> Task prompt
Quote the entries in full, character for character, without their images.

Data extracted from a collection:
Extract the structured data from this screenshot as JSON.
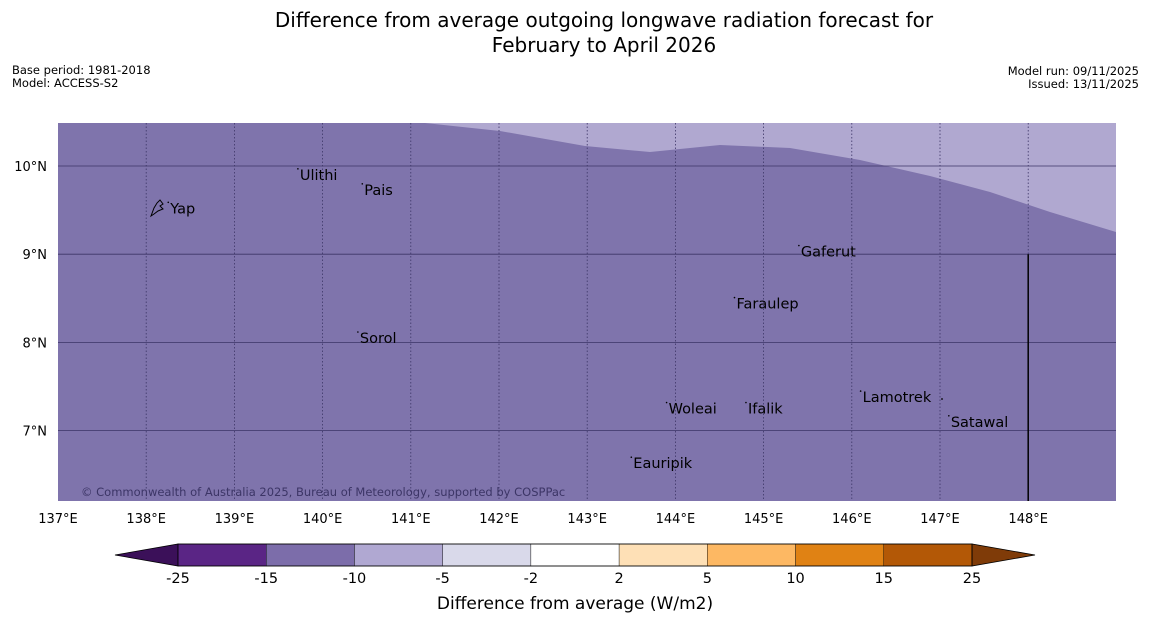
{
  "title": {
    "line1": "Difference from average outgoing longwave radiation forecast for",
    "line2": "February to April 2026"
  },
  "meta": {
    "base_period": "Base period: 1981-2018",
    "model": "Model: ACCESS-S2",
    "model_run": "Model run: 09/11/2025",
    "issued": "Issued: 13/11/2025"
  },
  "map": {
    "lon_labels": [
      "137°E",
      "138°E",
      "139°E",
      "140°E",
      "141°E",
      "142°E",
      "143°E",
      "144°E",
      "145°E",
      "146°E",
      "147°E",
      "148°E"
    ],
    "lat_labels": [
      "10°N",
      "9°N",
      "8°N",
      "7°N"
    ],
    "credit": "© Commonwealth of Australia 2025, Bureau of Meteorology, supported by COSPPac",
    "places": [
      {
        "name": "Yap",
        "lon": 138.25,
        "lat": 9.52
      },
      {
        "name": "Ulithi",
        "lon": 139.72,
        "lat": 9.9
      },
      {
        "name": "Pais",
        "lon": 140.45,
        "lat": 9.73
      },
      {
        "name": "Gaferut",
        "lon": 145.4,
        "lat": 9.03
      },
      {
        "name": "Faraulep",
        "lon": 144.67,
        "lat": 8.44
      },
      {
        "name": "Sorol",
        "lon": 140.4,
        "lat": 8.05
      },
      {
        "name": "Woleai",
        "lon": 143.9,
        "lat": 7.25
      },
      {
        "name": "Ifalik",
        "lon": 144.8,
        "lat": 7.25
      },
      {
        "name": "Lamotrek",
        "lon": 146.1,
        "lat": 7.38
      },
      {
        "name": "Satawal",
        "lon": 147.1,
        "lat": 7.1
      },
      {
        "name": "Eauripik",
        "lon": 143.5,
        "lat": 6.63
      }
    ],
    "colors": {
      "main": "#7f74ac",
      "light": "#b0a8d0",
      "grid": "#3c3566"
    }
  },
  "colorbar": {
    "label": "Difference from average (W/m2)",
    "ticks": [
      "-25",
      "-15",
      "-10",
      "-5",
      "-2",
      "2",
      "5",
      "10",
      "15",
      "25"
    ],
    "colors": [
      "#3b1059",
      "#5a2585",
      "#7c6daa",
      "#b0a8d2",
      "#d9d9ea",
      "#ffffff",
      "#fee0b6",
      "#fdb863",
      "#e08214",
      "#b35806",
      "#7f3b08"
    ]
  }
}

> Output of the task
Extract the structured data from this screenshot as JSON.
{
  "title": {
    "line1": "Difference from average outgoing longwave radiation forecast for",
    "line2": "February to April 2026"
  },
  "meta": {
    "base_period": "Base period: 1981-2018",
    "model": "Model: ACCESS-S2",
    "model_run": "Model run: 09/11/2025",
    "issued": "Issued: 13/11/2025"
  },
  "map": {
    "lon_labels": [
      "137°E",
      "138°E",
      "139°E",
      "140°E",
      "141°E",
      "142°E",
      "143°E",
      "144°E",
      "145°E",
      "146°E",
      "147°E",
      "148°E"
    ],
    "lat_labels": [
      "10°N",
      "9°N",
      "8°N",
      "7°N"
    ],
    "credit": "© Commonwealth of Australia 2025, Bureau of Meteorology, supported by COSPPac",
    "places": [
      {
        "name": "Yap",
        "lon": 138.25,
        "lat": 9.52
      },
      {
        "name": "Ulithi",
        "lon": 139.72,
        "lat": 9.9
      },
      {
        "name": "Pais",
        "lon": 140.45,
        "lat": 9.73
      },
      {
        "name": "Gaferut",
        "lon": 145.4,
        "lat": 9.03
      },
      {
        "name": "Faraulep",
        "lon": 144.67,
        "lat": 8.44
      },
      {
        "name": "Sorol",
        "lon": 140.4,
        "lat": 8.05
      },
      {
        "name": "Woleai",
        "lon": 143.9,
        "lat": 7.25
      },
      {
        "name": "Ifalik",
        "lon": 144.8,
        "lat": 7.25
      },
      {
        "name": "Lamotrek",
        "lon": 146.1,
        "lat": 7.38
      },
      {
        "name": "Satawal",
        "lon": 147.1,
        "lat": 7.1
      },
      {
        "name": "Eauripik",
        "lon": 143.5,
        "lat": 6.63
      }
    ],
    "colors": {
      "main": "#7f74ac",
      "light": "#b0a8d0",
      "grid": "#3c3566"
    }
  },
  "colorbar": {
    "label": "Difference from average (W/m2)",
    "ticks": [
      "-25",
      "-15",
      "-10",
      "-5",
      "-2",
      "2",
      "5",
      "10",
      "15",
      "25"
    ],
    "colors": [
      "#3b1059",
      "#5a2585",
      "#7c6daa",
      "#b0a8d2",
      "#d9d9ea",
      "#ffffff",
      "#fee0b6",
      "#fdb863",
      "#e08214",
      "#b35806",
      "#7f3b08"
    ]
  }
}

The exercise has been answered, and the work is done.